>>>>>
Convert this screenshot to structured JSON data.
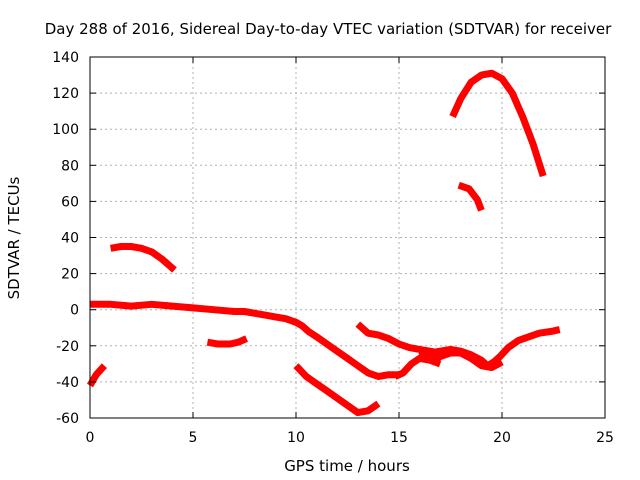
{
  "chart_data": {
    "type": "line",
    "title": "Day 288 of 2016, Sidereal Day-to-day VTEC variation (SDTVAR) for receiver",
    "xlabel": "GPS time / hours",
    "ylabel": "SDTVAR / TECUs",
    "xlim": [
      0,
      25
    ],
    "ylim": [
      -60,
      140
    ],
    "xticks": [
      0,
      5,
      10,
      15,
      20,
      25
    ],
    "yticks": [
      -60,
      -40,
      -20,
      0,
      20,
      40,
      60,
      80,
      100,
      120,
      140
    ],
    "grid": true,
    "series_color": "#ff0000",
    "series": [
      {
        "x": [
          0.0,
          1.0,
          2.0,
          3.0,
          4.0,
          5.0,
          6.0,
          7.0,
          7.5,
          8.0,
          8.5,
          9.0,
          9.5,
          10.0,
          10.3,
          10.6,
          11.0,
          11.5,
          12.0,
          12.5,
          13.0,
          13.5,
          14.0,
          14.5,
          15.0
        ],
        "y": [
          3,
          3,
          2,
          3,
          2,
          1,
          0,
          -1,
          -1,
          -2,
          -3,
          -4,
          -5,
          -7,
          -9,
          -12,
          -15,
          -19,
          -23,
          -27,
          -31,
          -35,
          -37,
          -36,
          -36
        ]
      },
      {
        "x": [
          0.0,
          0.3,
          0.7
        ],
        "y": [
          -42,
          -36,
          -31
        ]
      },
      {
        "x": [
          1.0,
          1.5,
          2.0,
          2.5,
          3.0,
          3.5,
          4.1
        ],
        "y": [
          34,
          35,
          35,
          34,
          32,
          28,
          22
        ]
      },
      {
        "x": [
          5.7,
          6.2,
          6.8,
          7.2,
          7.6
        ],
        "y": [
          -18,
          -19,
          -19,
          -18,
          -16
        ]
      },
      {
        "x": [
          10.0,
          10.5,
          11.0,
          11.5,
          12.0,
          12.5,
          13.0,
          13.5,
          14.0
        ],
        "y": [
          -31,
          -37,
          -41,
          -45,
          -49,
          -53,
          -57,
          -56,
          -52
        ]
      },
      {
        "x": [
          13.0,
          13.5,
          14.0,
          14.5,
          15.0,
          15.5,
          16.0,
          16.5,
          17.0
        ],
        "y": [
          -8,
          -13,
          -14,
          -16,
          -19,
          -21,
          -22,
          -23,
          -24
        ]
      },
      {
        "x": [
          14.8,
          15.2,
          15.6,
          16.0,
          16.5,
          17.0
        ],
        "y": [
          -37,
          -35,
          -30,
          -27,
          -28,
          -30
        ]
      },
      {
        "x": [
          16.0,
          16.5,
          17.0,
          17.5,
          18.0,
          18.5,
          19.0,
          19.3,
          19.6,
          19.9,
          20.3,
          20.8,
          21.3,
          21.8,
          22.4,
          22.8
        ],
        "y": [
          -26,
          -24,
          -23,
          -22,
          -23,
          -25,
          -28,
          -31,
          -29,
          -26,
          -21,
          -17,
          -15,
          -13,
          -12,
          -11
        ]
      },
      {
        "x": [
          16.5,
          17.0,
          17.5,
          18.0,
          18.5,
          19.0,
          19.5,
          20.0
        ],
        "y": [
          -27,
          -26,
          -24,
          -24,
          -27,
          -31,
          -32,
          -29
        ]
      },
      {
        "x": [
          17.6,
          18.0,
          18.5,
          19.0,
          19.5,
          20.0,
          20.5,
          21.0,
          21.5,
          22.0
        ],
        "y": [
          107,
          117,
          126,
          130,
          131,
          128,
          120,
          107,
          92,
          74
        ]
      },
      {
        "x": [
          17.9,
          18.4,
          18.8,
          19.0
        ],
        "y": [
          69,
          67,
          61,
          55
        ]
      }
    ]
  }
}
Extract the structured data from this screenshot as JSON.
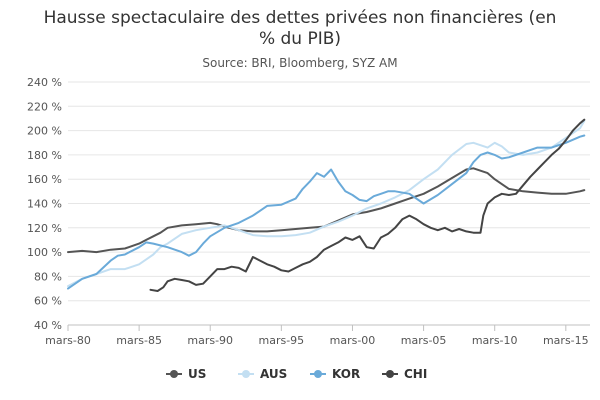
{
  "chart_data": {
    "type": "line",
    "title_lines": [
      "Hausse spectaculaire des dettes privées non financières (en",
      "% du PIB)"
    ],
    "subtitle": "Source: BRI, Bloomberg, SYZ AM",
    "x_start": 1980.0,
    "x_end": 2016.7,
    "x_ticks": [
      {
        "value": 1980,
        "label": "mars-80"
      },
      {
        "value": 1985,
        "label": "mars-85"
      },
      {
        "value": 1990,
        "label": "mars-90"
      },
      {
        "value": 1995,
        "label": "mars-95"
      },
      {
        "value": 2000,
        "label": "mars-00"
      },
      {
        "value": 2005,
        "label": "mars-05"
      },
      {
        "value": 2010,
        "label": "mars-10"
      },
      {
        "value": 2015,
        "label": "mars-15"
      }
    ],
    "y_ticks": [
      {
        "value": 40,
        "label": "40 %"
      },
      {
        "value": 60,
        "label": "60 %"
      },
      {
        "value": 80,
        "label": "80 %"
      },
      {
        "value": 100,
        "label": "100 %"
      },
      {
        "value": 120,
        "label": "120 %"
      },
      {
        "value": 140,
        "label": "140 %"
      },
      {
        "value": 160,
        "label": "160 %"
      },
      {
        "value": 180,
        "label": "180 %"
      },
      {
        "value": 200,
        "label": "200 %"
      },
      {
        "value": 220,
        "label": "220 %"
      },
      {
        "value": 240,
        "label": "240 %"
      }
    ],
    "ylim": [
      40,
      240
    ],
    "legend_position": "bottom-center",
    "grid": "horizontal",
    "series": [
      {
        "name": "US",
        "color": "#555555",
        "points": [
          [
            1980.0,
            100
          ],
          [
            1981.0,
            101
          ],
          [
            1982.0,
            100
          ],
          [
            1983.0,
            102
          ],
          [
            1984.0,
            103
          ],
          [
            1985.0,
            107
          ],
          [
            1985.5,
            110
          ],
          [
            1986.0,
            113
          ],
          [
            1986.5,
            116
          ],
          [
            1987.0,
            120
          ],
          [
            1988.0,
            122
          ],
          [
            1989.0,
            123
          ],
          [
            1990.0,
            124
          ],
          [
            1990.5,
            123
          ],
          [
            1991.0,
            121
          ],
          [
            1992.0,
            118
          ],
          [
            1993.0,
            117
          ],
          [
            1994.0,
            117
          ],
          [
            1995.0,
            118
          ],
          [
            1996.0,
            119
          ],
          [
            1997.0,
            120
          ],
          [
            1998.0,
            121
          ],
          [
            1999.0,
            126
          ],
          [
            2000.0,
            131
          ],
          [
            2001.0,
            133
          ],
          [
            2002.0,
            136
          ],
          [
            2003.0,
            140
          ],
          [
            2004.0,
            144
          ],
          [
            2005.0,
            148
          ],
          [
            2006.0,
            154
          ],
          [
            2007.0,
            161
          ],
          [
            2008.0,
            168
          ],
          [
            2008.5,
            169
          ],
          [
            2009.0,
            167
          ],
          [
            2009.5,
            165
          ],
          [
            2010.0,
            160
          ],
          [
            2010.5,
            156
          ],
          [
            2011.0,
            152
          ],
          [
            2012.0,
            150
          ],
          [
            2013.0,
            149
          ],
          [
            2014.0,
            148
          ],
          [
            2015.0,
            148
          ],
          [
            2016.0,
            150
          ],
          [
            2016.3,
            151
          ]
        ]
      },
      {
        "name": "AUS",
        "color": "#c3dff2",
        "points": [
          [
            1980.0,
            72
          ],
          [
            1981.0,
            78
          ],
          [
            1982.0,
            82
          ],
          [
            1983.0,
            86
          ],
          [
            1984.0,
            86
          ],
          [
            1985.0,
            90
          ],
          [
            1985.5,
            94
          ],
          [
            1986.0,
            98
          ],
          [
            1986.5,
            104
          ],
          [
            1987.0,
            107
          ],
          [
            1988.0,
            115
          ],
          [
            1989.0,
            118
          ],
          [
            1990.0,
            120
          ],
          [
            1991.0,
            122
          ],
          [
            1992.0,
            118
          ],
          [
            1993.0,
            114
          ],
          [
            1994.0,
            113
          ],
          [
            1995.0,
            113
          ],
          [
            1996.0,
            114
          ],
          [
            1997.0,
            116
          ],
          [
            1998.0,
            121
          ],
          [
            1999.0,
            125
          ],
          [
            2000.0,
            130
          ],
          [
            2001.0,
            136
          ],
          [
            2002.0,
            140
          ],
          [
            2003.0,
            145
          ],
          [
            2004.0,
            151
          ],
          [
            2005.0,
            160
          ],
          [
            2006.0,
            168
          ],
          [
            2007.0,
            180
          ],
          [
            2008.0,
            189
          ],
          [
            2008.5,
            190
          ],
          [
            2009.0,
            188
          ],
          [
            2009.5,
            186
          ],
          [
            2010.0,
            190
          ],
          [
            2010.5,
            187
          ],
          [
            2011.0,
            182
          ],
          [
            2012.0,
            180
          ],
          [
            2013.0,
            182
          ],
          [
            2014.0,
            186
          ],
          [
            2015.0,
            194
          ],
          [
            2016.0,
            202
          ],
          [
            2016.3,
            208
          ]
        ]
      },
      {
        "name": "KOR",
        "color": "#6aaad9",
        "points": [
          [
            1980.0,
            70
          ],
          [
            1980.5,
            74
          ],
          [
            1981.0,
            78
          ],
          [
            1982.0,
            82
          ],
          [
            1983.0,
            93
          ],
          [
            1983.5,
            97
          ],
          [
            1984.0,
            98
          ],
          [
            1985.0,
            104
          ],
          [
            1985.5,
            108
          ],
          [
            1986.0,
            107
          ],
          [
            1987.0,
            104
          ],
          [
            1988.0,
            100
          ],
          [
            1988.5,
            97
          ],
          [
            1989.0,
            100
          ],
          [
            1989.5,
            107
          ],
          [
            1990.0,
            113
          ],
          [
            1991.0,
            120
          ],
          [
            1992.0,
            124
          ],
          [
            1993.0,
            130
          ],
          [
            1993.5,
            134
          ],
          [
            1994.0,
            138
          ],
          [
            1995.0,
            139
          ],
          [
            1996.0,
            144
          ],
          [
            1996.5,
            152
          ],
          [
            1997.0,
            158
          ],
          [
            1997.5,
            165
          ],
          [
            1998.0,
            162
          ],
          [
            1998.5,
            168
          ],
          [
            1999.0,
            158
          ],
          [
            1999.5,
            150
          ],
          [
            2000.0,
            147
          ],
          [
            2000.5,
            143
          ],
          [
            2001.0,
            142
          ],
          [
            2001.5,
            146
          ],
          [
            2002.0,
            148
          ],
          [
            2002.5,
            150
          ],
          [
            2003.0,
            150
          ],
          [
            2004.0,
            148
          ],
          [
            2005.0,
            140
          ],
          [
            2006.0,
            147
          ],
          [
            2007.0,
            156
          ],
          [
            2008.0,
            165
          ],
          [
            2008.5,
            174
          ],
          [
            2009.0,
            180
          ],
          [
            2009.5,
            182
          ],
          [
            2010.0,
            180
          ],
          [
            2010.5,
            177
          ],
          [
            2011.0,
            178
          ],
          [
            2012.0,
            182
          ],
          [
            2013.0,
            186
          ],
          [
            2014.0,
            186
          ],
          [
            2015.0,
            190
          ],
          [
            2016.0,
            195
          ],
          [
            2016.3,
            196
          ]
        ]
      },
      {
        "name": "CHI",
        "color": "#444444",
        "points": [
          [
            1985.8,
            69
          ],
          [
            1986.3,
            68
          ],
          [
            1986.7,
            71
          ],
          [
            1987.0,
            76
          ],
          [
            1987.5,
            78
          ],
          [
            1988.0,
            77
          ],
          [
            1988.5,
            76
          ],
          [
            1989.0,
            73
          ],
          [
            1989.5,
            74
          ],
          [
            1990.0,
            80
          ],
          [
            1990.5,
            86
          ],
          [
            1991.0,
            86
          ],
          [
            1991.5,
            88
          ],
          [
            1992.0,
            87
          ],
          [
            1992.5,
            84
          ],
          [
            1993.0,
            96
          ],
          [
            1993.5,
            93
          ],
          [
            1994.0,
            90
          ],
          [
            1994.5,
            88
          ],
          [
            1995.0,
            85
          ],
          [
            1995.5,
            84
          ],
          [
            1996.0,
            87
          ],
          [
            1996.5,
            90
          ],
          [
            1997.0,
            92
          ],
          [
            1997.5,
            96
          ],
          [
            1998.0,
            102
          ],
          [
            1998.5,
            105
          ],
          [
            1999.0,
            108
          ],
          [
            1999.5,
            112
          ],
          [
            2000.0,
            110
          ],
          [
            2000.5,
            113
          ],
          [
            2001.0,
            104
          ],
          [
            2001.5,
            103
          ],
          [
            2002.0,
            112
          ],
          [
            2002.5,
            115
          ],
          [
            2003.0,
            120
          ],
          [
            2003.5,
            127
          ],
          [
            2004.0,
            130
          ],
          [
            2004.5,
            127
          ],
          [
            2005.0,
            123
          ],
          [
            2005.5,
            120
          ],
          [
            2006.0,
            118
          ],
          [
            2006.5,
            120
          ],
          [
            2007.0,
            117
          ],
          [
            2007.5,
            119
          ],
          [
            2008.0,
            117
          ],
          [
            2008.5,
            116
          ],
          [
            2009.0,
            116
          ],
          [
            2009.2,
            130
          ],
          [
            2009.5,
            140
          ],
          [
            2010.0,
            145
          ],
          [
            2010.5,
            148
          ],
          [
            2011.0,
            147
          ],
          [
            2011.5,
            148
          ],
          [
            2012.0,
            155
          ],
          [
            2012.5,
            162
          ],
          [
            2013.0,
            168
          ],
          [
            2013.5,
            174
          ],
          [
            2014.0,
            180
          ],
          [
            2014.5,
            185
          ],
          [
            2015.0,
            192
          ],
          [
            2015.5,
            200
          ],
          [
            2016.0,
            206
          ],
          [
            2016.3,
            209
          ]
        ]
      }
    ]
  }
}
<<<<<
Given task:
In the entries above, identify every line with the string "this".

Response to the exercise:
Convert this screenshot to structured JSON data.
Extract the structured data from this screenshot as JSON.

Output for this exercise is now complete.